--- start Records supplied ---
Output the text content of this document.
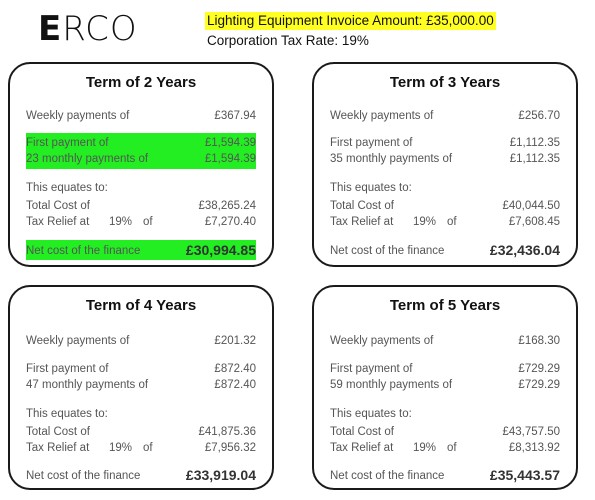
ERCO	Lighting Equipment Invoice Amount: £35,000.00
Corporation Tax Rate: 19%
Term of 2 Years
Weekly payments of	£367.94
First payment of	£1,594.39
23 monthly payments of	£1,594.39
This equates to:
Total Cost of	£38,265.24
Tax Relief at 19% of	£7,270.40
Net cost of the finance	£30,994.85
Term of 3 Years
Weekly payments of	£256.70
First payment of	£1,112.35
35 monthly payments of	£1,112.35
This equates to:
Total Cost of	£40,044.50
Tax Relief at 19% of	£7,608.45
Net cost of the finance	£32,436.04
Term of 4 Years
Weekly payments of	£201.32
First payment of	£872.40
47 monthly payments of	£872.40
This equates to:
Total Cost of	£41,875.36
Tax Relief at 19% of	£7,956.32
Net cost of the finance	£33,919.04
Term of 5 Years
Weekly payments of	£168.30
First payment of	£729.29
59 monthly payments of	£729.29
This equates to:
Total Cost of	£43,757.50
Tax Relief at 19% of	£8,313.92
Net cost of the finance	£35,443.57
--- end Records supplied ---
### [Goal]
Each line of the data is to be duplicated exactly; pictures stay out of the copy.

### [Task result]
Output the text content of this document.
ERCO	Lighting Equipment Invoice Amount: £35,000.00
Corporation Tax Rate: 19%
Term of 2 Years
Weekly payments of	£367.94
First payment of	£1,594.39
23 monthly payments of	£1,594.39
This equates to:
Total Cost of	£38,265.24
Tax Relief at 19% of	£7,270.40
Net cost of the finance	£30,994.85
Term of 3 Years
Weekly payments of	£256.70
First payment of	£1,112.35
35 monthly payments of	£1,112.35
This equates to:
Total Cost of	£40,044.50
Tax Relief at 19% of	£7,608.45
Net cost of the finance	£32,436.04
Term of 4 Years
Weekly payments of	£201.32
First payment of	£872.40
47 monthly payments of	£872.40
This equates to:
Total Cost of	£41,875.36
Tax Relief at 19% of	£7,956.32
Net cost of the finance	£33,919.04
Term of 5 Years
Weekly payments of	£168.30
First payment of	£729.29
59 monthly payments of	£729.29
This equates to:
Total Cost of	£43,757.50
Tax Relief at 19% of	£8,313.92
Net cost of the finance	£35,443.57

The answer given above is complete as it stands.